(A run of records)
◇ ◇ ◇ ◇

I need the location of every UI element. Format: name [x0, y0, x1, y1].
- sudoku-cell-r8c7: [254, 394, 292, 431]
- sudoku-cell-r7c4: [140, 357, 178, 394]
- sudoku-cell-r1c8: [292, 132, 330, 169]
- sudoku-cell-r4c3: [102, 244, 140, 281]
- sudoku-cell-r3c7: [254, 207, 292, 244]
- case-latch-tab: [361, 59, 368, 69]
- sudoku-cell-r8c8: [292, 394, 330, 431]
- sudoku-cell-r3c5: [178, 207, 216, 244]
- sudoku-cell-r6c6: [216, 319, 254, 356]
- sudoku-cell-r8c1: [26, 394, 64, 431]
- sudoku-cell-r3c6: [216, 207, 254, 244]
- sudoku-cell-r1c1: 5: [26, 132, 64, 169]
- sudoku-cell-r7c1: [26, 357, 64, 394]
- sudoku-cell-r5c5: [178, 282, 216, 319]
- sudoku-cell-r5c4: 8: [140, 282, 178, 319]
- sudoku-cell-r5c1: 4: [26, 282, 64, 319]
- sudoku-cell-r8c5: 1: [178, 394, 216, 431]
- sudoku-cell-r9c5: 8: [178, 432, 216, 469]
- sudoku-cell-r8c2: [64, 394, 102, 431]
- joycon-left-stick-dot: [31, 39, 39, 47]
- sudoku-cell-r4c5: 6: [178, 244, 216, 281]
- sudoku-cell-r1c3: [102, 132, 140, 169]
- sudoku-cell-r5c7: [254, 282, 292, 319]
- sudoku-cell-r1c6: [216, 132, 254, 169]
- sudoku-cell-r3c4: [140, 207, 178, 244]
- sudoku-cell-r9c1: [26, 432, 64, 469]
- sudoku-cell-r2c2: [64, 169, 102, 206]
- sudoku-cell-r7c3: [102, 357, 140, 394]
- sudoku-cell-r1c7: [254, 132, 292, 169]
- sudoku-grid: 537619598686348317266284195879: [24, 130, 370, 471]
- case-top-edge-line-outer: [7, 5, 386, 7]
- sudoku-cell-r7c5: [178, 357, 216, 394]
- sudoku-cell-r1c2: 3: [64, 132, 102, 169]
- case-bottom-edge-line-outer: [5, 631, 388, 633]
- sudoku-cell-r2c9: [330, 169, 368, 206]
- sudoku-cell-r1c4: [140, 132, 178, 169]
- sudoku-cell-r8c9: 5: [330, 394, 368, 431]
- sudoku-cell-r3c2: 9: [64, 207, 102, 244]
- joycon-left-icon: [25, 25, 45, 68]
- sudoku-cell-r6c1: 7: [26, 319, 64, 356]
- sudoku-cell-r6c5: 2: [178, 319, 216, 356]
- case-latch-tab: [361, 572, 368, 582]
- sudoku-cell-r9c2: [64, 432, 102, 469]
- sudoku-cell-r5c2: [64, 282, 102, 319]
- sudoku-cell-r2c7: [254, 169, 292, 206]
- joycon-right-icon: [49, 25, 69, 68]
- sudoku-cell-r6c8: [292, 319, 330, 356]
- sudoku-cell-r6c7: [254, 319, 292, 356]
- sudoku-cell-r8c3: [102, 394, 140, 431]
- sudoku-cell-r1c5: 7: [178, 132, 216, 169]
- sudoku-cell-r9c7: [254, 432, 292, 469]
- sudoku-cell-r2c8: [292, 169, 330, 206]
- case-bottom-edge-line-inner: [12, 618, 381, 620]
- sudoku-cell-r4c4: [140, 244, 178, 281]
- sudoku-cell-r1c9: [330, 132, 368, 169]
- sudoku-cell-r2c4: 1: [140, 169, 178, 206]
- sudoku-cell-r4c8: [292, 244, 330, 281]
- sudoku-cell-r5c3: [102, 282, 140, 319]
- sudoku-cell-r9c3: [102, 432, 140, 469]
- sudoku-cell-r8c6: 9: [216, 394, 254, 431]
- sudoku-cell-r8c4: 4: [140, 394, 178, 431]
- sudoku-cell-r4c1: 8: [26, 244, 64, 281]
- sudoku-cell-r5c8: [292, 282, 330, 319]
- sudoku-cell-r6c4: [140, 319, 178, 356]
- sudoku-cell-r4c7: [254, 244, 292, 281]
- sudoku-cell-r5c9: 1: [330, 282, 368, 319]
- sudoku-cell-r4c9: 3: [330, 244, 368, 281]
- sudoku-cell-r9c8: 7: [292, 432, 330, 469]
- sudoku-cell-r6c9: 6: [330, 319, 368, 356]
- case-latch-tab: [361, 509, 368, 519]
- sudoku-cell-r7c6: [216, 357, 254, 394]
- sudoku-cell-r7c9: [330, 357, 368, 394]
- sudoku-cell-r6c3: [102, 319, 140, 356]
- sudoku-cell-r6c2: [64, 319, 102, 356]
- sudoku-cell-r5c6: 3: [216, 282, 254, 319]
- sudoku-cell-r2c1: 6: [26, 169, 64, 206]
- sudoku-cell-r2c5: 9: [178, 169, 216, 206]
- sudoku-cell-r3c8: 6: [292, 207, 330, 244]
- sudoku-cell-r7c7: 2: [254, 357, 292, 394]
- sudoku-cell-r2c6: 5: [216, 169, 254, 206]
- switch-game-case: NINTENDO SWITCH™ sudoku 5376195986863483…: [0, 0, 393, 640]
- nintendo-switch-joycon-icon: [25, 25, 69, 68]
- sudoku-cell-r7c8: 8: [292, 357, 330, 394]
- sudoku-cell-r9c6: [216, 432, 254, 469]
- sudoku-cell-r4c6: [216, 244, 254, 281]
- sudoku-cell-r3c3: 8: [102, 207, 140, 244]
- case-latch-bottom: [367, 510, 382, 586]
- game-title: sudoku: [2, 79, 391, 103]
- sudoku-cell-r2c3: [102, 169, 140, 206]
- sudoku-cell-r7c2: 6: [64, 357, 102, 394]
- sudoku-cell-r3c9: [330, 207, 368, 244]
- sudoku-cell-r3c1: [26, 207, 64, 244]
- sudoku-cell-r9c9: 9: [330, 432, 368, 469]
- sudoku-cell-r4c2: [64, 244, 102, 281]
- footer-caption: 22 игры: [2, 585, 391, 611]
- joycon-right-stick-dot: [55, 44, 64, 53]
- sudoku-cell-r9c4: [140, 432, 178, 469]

◇ ◇ ◇ ◇

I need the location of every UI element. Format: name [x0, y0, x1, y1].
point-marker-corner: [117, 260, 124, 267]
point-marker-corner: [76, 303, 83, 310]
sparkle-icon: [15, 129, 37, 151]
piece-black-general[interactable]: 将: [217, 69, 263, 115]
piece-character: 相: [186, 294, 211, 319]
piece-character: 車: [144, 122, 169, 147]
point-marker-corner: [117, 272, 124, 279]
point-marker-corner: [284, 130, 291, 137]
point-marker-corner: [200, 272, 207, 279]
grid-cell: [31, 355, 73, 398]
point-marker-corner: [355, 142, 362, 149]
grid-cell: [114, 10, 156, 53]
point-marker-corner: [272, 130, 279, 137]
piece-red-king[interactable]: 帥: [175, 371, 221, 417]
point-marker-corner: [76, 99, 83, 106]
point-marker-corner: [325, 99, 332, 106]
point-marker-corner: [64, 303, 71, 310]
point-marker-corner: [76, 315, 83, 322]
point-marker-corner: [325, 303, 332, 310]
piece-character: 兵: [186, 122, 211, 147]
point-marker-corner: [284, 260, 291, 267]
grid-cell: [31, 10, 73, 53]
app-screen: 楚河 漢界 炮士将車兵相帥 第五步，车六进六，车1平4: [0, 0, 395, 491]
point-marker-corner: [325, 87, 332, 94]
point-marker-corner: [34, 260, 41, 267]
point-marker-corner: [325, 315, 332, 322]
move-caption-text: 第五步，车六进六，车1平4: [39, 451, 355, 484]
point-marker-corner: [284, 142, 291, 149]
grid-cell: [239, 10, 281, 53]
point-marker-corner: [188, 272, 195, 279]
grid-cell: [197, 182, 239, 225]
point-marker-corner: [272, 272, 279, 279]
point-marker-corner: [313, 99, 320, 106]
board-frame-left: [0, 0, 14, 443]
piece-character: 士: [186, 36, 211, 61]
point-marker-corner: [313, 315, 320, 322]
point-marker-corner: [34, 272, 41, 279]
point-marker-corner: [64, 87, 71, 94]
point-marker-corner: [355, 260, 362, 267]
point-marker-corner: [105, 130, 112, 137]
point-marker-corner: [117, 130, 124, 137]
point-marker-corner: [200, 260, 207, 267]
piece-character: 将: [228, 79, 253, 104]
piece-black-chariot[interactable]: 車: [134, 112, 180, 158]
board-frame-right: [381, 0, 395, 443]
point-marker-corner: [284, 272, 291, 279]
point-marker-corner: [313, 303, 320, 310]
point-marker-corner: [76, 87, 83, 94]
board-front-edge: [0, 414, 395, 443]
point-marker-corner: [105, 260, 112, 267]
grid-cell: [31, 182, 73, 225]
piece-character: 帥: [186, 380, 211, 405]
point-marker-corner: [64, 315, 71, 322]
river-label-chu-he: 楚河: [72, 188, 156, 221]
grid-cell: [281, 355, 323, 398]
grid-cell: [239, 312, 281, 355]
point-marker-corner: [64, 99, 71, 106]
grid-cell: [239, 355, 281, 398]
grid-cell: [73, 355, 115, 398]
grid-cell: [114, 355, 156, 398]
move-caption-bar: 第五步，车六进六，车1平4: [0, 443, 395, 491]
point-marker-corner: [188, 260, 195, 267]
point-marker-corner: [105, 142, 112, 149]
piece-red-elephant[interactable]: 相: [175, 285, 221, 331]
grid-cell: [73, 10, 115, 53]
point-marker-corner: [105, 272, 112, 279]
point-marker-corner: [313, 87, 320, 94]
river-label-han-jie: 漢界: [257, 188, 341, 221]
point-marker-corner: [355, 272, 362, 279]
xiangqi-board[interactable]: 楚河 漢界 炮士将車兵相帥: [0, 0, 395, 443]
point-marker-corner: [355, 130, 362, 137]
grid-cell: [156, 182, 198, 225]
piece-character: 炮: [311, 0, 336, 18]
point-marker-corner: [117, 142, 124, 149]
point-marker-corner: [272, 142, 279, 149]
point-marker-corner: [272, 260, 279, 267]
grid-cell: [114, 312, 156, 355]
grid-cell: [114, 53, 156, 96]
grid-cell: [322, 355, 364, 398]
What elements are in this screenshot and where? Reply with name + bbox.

◇ ◇ ◇ ◇

#### Stated goal
Select and copy each line in the records that contains the string "edge".

#### Exercise solution
- case-top-edge-line-outer: [7, 5, 386, 7]
- case-bottom-edge-line-outer: [5, 631, 388, 633]
- case-bottom-edge-line-inner: [12, 618, 381, 620]
board-front-edge: [0, 414, 395, 443]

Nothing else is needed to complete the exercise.